Find each line holding "people" and copy it out.

[Dataset entries]
----

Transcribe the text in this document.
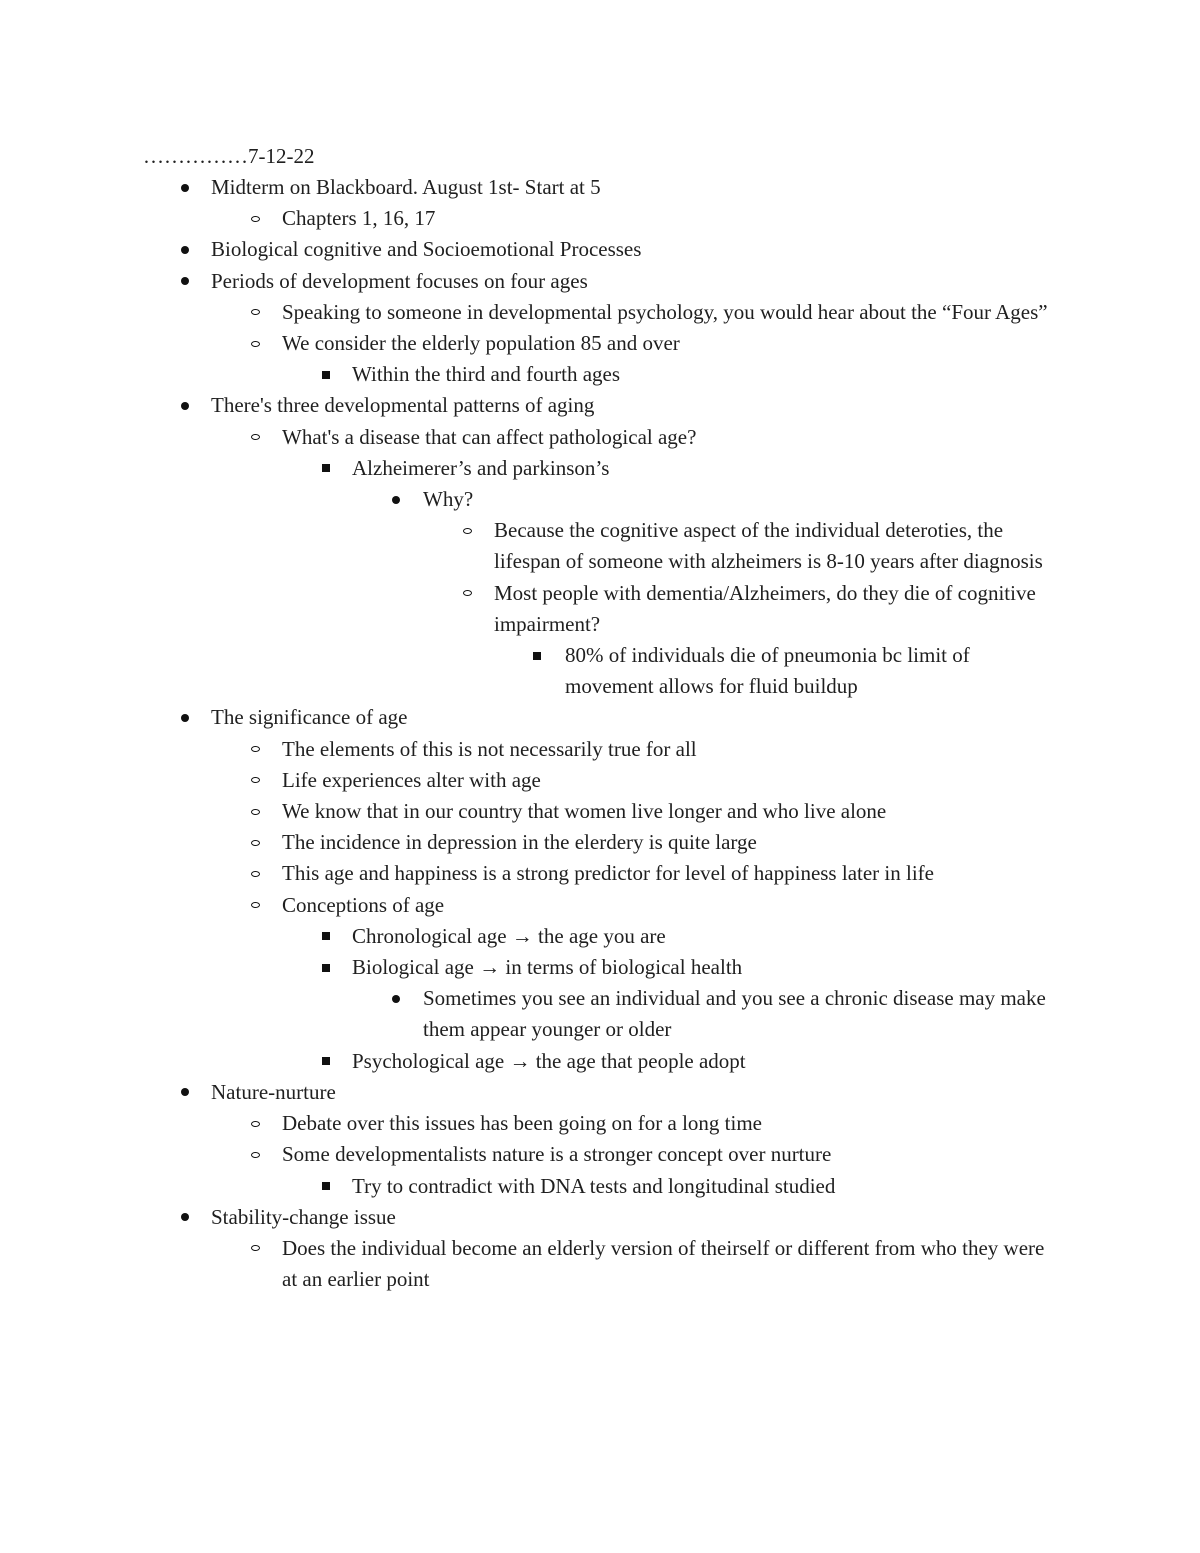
……………7-12-22
Midterm on Blackboard. August 1st- Start at 5
Chapters 1, 16, 17
Biological cognitive and Socioemotional Processes
Periods of development focuses on four ages
Speaking to someone in developmental psychology, you would hear about the “Four Ages”
We consider the elderly population 85 and over
Within the third and fourth ages
There's three developmental patterns of aging
What's a disease that can affect pathological age?
Alzheimerer’s and parkinson’s
Why?
Because the cognitive aspect of the individual deteroties, the lifespan of someone with alzheimers is 8-10 years after diagnosis
Most people with dementia/Alzheimers, do they die of cognitive impairment?
80% of individuals die of pneumonia bc limit of movement allows for fluid buildup
The significance of age
The elements of this is not necessarily true for all
Life experiences alter with age
We know that in our country that women live longer and who live alone
The incidence in depression in the elerdery is quite large
This age and happiness is a strong predictor for level of happiness later in life
Conceptions of age
Chronological age → the age you are
Biological age → in terms of biological health
Sometimes you see an individual and you see a chronic disease may make them appear younger or older
Psychological age → the age that people adopt
Nature-nurture
Debate over this issues has been going on for a long time
Some developmentalists nature is a stronger concept over nurture
Try to contradict with DNA tests and longitudinal studied
Stability-change issue
Does the individual become an elderly version of theirself or different from who they were at an earlier point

----

= Task result =
Most people with dementia/Alzheimers, do they die of cognitive impairment?
Psychological age → the age that people adopt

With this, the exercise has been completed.